:: Entries provided ::
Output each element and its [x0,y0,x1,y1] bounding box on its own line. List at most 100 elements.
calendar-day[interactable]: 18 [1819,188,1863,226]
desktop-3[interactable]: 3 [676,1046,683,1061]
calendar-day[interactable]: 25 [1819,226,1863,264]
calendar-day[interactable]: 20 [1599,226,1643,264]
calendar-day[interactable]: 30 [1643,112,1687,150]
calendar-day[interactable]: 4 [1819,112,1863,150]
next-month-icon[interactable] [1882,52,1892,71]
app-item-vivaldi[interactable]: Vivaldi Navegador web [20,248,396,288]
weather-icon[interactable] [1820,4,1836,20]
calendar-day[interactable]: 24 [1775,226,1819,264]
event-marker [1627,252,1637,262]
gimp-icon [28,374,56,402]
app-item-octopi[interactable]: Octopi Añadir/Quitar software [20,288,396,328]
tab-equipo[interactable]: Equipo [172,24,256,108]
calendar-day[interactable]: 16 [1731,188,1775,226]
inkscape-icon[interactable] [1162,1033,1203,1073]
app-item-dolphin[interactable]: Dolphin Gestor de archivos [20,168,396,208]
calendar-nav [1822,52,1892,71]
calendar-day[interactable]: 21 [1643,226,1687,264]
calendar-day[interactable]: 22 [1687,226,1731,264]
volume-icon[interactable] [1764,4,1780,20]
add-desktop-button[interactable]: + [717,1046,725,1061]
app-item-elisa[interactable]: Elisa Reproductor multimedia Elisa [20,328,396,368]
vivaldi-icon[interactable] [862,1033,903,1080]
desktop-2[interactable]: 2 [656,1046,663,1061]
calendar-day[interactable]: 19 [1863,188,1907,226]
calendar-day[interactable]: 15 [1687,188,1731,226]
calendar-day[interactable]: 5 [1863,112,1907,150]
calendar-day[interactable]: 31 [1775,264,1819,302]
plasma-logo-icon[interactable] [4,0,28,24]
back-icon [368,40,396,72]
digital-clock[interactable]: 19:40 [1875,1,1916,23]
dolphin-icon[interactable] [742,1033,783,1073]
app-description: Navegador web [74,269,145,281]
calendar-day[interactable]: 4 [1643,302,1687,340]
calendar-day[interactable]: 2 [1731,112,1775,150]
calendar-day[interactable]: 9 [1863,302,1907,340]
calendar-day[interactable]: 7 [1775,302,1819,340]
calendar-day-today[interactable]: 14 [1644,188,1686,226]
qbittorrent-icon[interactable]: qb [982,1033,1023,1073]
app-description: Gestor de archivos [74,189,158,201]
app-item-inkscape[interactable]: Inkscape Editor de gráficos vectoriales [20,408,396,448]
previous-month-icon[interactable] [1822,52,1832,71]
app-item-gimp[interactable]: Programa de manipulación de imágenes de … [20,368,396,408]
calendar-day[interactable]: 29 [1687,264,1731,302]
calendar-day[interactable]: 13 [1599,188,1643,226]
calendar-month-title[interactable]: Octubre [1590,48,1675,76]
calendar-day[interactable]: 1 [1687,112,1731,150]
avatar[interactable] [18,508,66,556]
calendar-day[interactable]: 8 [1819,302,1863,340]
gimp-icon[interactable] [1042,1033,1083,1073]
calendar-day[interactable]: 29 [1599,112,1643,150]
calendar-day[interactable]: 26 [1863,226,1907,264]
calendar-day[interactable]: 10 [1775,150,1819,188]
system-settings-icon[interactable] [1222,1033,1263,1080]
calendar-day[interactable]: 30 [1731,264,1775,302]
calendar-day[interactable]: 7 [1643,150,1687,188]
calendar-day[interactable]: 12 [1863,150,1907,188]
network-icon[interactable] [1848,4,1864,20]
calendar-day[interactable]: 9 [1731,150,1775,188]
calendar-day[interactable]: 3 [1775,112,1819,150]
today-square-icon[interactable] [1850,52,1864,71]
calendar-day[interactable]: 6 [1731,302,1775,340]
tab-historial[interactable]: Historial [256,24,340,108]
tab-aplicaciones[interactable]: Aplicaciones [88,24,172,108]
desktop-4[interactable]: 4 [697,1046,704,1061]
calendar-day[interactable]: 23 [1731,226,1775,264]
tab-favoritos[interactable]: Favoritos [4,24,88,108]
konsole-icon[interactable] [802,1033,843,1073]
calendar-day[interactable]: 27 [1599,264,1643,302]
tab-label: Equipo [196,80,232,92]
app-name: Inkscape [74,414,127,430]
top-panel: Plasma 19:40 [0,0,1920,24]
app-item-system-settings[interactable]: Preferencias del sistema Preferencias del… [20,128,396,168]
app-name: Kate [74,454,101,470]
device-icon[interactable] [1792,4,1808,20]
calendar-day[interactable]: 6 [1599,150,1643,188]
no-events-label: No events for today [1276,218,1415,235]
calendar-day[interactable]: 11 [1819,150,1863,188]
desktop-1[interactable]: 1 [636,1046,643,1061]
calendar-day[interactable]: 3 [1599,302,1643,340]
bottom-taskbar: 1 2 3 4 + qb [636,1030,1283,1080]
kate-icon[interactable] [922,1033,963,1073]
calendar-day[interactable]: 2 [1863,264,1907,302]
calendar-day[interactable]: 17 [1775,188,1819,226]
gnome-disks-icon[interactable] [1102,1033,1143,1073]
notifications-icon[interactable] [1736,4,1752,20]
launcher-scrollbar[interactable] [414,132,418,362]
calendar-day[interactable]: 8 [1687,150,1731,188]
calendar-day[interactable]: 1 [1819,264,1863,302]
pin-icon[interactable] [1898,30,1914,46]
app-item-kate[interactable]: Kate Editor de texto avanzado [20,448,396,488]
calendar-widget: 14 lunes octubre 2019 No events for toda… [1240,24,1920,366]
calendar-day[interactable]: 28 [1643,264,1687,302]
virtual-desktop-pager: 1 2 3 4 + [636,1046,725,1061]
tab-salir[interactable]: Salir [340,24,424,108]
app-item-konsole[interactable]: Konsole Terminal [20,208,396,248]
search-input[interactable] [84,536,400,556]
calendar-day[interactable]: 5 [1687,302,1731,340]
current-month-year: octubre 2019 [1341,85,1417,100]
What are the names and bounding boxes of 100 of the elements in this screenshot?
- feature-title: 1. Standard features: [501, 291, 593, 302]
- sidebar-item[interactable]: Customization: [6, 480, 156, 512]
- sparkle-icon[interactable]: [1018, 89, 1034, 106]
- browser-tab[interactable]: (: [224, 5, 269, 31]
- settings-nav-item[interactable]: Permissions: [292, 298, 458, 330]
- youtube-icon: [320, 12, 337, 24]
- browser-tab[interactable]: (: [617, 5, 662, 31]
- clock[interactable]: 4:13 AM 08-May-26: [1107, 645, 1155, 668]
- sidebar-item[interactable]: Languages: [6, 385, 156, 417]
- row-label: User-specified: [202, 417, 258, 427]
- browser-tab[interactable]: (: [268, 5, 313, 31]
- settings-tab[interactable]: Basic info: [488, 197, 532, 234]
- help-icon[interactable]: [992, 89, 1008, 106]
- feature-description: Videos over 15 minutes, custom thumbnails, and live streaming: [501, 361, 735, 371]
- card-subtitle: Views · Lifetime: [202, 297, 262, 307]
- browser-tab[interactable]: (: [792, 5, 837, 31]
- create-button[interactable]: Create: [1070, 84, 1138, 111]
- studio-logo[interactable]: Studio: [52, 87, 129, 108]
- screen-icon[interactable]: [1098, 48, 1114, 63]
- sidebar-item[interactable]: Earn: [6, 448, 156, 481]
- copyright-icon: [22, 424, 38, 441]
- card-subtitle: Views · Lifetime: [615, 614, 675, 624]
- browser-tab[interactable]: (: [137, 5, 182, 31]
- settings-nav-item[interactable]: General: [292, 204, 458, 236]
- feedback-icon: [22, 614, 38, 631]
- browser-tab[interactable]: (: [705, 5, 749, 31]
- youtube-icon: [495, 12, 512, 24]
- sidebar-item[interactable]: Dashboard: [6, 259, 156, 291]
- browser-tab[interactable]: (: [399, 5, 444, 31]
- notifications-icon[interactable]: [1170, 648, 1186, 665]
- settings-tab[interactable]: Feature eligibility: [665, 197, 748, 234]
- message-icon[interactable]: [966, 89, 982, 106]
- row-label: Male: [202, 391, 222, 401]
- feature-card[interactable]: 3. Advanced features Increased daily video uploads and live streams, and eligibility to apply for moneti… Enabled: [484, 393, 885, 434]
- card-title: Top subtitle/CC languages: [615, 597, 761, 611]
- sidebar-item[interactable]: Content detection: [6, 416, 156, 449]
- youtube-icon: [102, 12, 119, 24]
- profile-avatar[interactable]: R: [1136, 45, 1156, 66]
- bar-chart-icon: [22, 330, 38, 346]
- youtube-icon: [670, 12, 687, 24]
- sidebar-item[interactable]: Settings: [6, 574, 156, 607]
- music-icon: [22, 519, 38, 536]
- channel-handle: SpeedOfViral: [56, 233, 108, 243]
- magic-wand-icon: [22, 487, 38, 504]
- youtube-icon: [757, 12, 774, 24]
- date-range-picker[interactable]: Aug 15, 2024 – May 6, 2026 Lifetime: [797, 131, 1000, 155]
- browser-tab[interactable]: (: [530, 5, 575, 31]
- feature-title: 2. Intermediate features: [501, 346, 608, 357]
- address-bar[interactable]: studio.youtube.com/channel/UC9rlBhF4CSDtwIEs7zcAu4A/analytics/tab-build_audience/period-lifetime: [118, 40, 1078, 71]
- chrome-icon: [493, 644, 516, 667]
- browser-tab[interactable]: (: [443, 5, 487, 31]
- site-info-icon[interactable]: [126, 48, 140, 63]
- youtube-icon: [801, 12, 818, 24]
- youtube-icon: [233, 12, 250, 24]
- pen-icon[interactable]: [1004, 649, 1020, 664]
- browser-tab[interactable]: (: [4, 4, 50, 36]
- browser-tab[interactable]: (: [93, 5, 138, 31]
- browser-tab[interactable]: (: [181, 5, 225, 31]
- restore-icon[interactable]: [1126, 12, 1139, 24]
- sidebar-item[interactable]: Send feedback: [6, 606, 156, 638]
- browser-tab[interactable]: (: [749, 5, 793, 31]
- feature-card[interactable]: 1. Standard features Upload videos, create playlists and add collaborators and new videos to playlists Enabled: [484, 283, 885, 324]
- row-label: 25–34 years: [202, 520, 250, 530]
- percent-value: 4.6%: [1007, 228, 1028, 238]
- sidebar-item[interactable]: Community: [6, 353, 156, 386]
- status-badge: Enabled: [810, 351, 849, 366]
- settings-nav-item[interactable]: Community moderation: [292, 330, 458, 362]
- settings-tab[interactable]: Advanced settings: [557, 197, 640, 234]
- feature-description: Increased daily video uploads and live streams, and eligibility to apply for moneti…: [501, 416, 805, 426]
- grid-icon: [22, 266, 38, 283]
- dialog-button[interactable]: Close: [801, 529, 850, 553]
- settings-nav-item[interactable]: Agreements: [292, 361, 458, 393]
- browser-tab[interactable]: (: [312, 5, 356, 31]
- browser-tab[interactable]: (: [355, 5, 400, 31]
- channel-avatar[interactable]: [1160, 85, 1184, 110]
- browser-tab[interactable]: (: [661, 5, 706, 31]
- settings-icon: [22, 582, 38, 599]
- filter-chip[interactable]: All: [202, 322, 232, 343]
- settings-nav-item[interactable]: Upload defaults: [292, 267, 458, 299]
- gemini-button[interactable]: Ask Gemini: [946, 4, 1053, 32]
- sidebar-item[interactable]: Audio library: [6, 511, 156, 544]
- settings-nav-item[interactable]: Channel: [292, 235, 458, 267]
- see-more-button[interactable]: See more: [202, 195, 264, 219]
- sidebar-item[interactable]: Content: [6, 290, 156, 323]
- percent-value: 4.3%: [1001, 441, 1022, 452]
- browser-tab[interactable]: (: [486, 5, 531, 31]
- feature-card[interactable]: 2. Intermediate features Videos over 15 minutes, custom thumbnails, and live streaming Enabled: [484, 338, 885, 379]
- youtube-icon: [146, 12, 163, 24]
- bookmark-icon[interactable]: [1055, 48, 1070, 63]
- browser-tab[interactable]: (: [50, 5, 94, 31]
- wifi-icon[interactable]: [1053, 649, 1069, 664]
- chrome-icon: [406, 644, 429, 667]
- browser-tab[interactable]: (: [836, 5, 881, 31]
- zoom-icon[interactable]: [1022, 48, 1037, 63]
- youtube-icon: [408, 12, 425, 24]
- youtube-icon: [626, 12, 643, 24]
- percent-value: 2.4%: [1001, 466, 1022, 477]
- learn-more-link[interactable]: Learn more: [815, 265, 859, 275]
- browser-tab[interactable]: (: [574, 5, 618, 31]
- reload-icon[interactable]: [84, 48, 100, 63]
:::
*Your goal*: Look through the entries above; copy each line where the string "konsole" appears.

*Solution*:
konsole-icon[interactable] [802,1033,843,1073]
app-item-konsole[interactable]: Konsole Terminal [20,208,396,248]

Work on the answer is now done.